═════ Records for this exercise ═════
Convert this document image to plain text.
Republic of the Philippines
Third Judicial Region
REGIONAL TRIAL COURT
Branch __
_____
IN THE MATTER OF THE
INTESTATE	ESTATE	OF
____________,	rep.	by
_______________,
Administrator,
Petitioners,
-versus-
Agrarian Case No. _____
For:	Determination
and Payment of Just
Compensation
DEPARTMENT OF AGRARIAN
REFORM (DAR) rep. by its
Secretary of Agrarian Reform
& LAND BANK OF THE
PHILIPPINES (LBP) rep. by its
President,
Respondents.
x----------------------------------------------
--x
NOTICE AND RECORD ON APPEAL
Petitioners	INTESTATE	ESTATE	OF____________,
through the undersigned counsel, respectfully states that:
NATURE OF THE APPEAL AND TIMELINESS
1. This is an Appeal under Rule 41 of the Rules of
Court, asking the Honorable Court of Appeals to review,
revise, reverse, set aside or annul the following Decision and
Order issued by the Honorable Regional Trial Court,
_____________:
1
═════
Exercise =
Write out every line from the records above, word for word.

Result of this exercise =
Convert this document image to plain text.
Republic of the Philippines
Third Judicial Region
REGIONAL TRIAL COURT
Branch __
_____
IN THE MATTER OF THE
INTESTATE	ESTATE	OF
____________,	rep.	by
_______________,
Administrator,
Petitioners,
-versus-
Agrarian Case No. _____
For:	Determination
and Payment of Just
Compensation
DEPARTMENT OF AGRARIAN
REFORM (DAR) rep. by its
Secretary of Agrarian Reform
& LAND BANK OF THE
PHILIPPINES (LBP) rep. by its
President,
Respondents.
x----------------------------------------------
--x
NOTICE AND RECORD ON APPEAL
Petitioners	INTESTATE	ESTATE	OF____________,
through the undersigned counsel, respectfully states that:
NATURE OF THE APPEAL AND TIMELINESS
1. This is an Appeal under Rule 41 of the Rules of
Court, asking the Honorable Court of Appeals to review,
revise, reverse, set aside or annul the following Decision and
Order issued by the Honorable Regional Trial Court,
_____________:
1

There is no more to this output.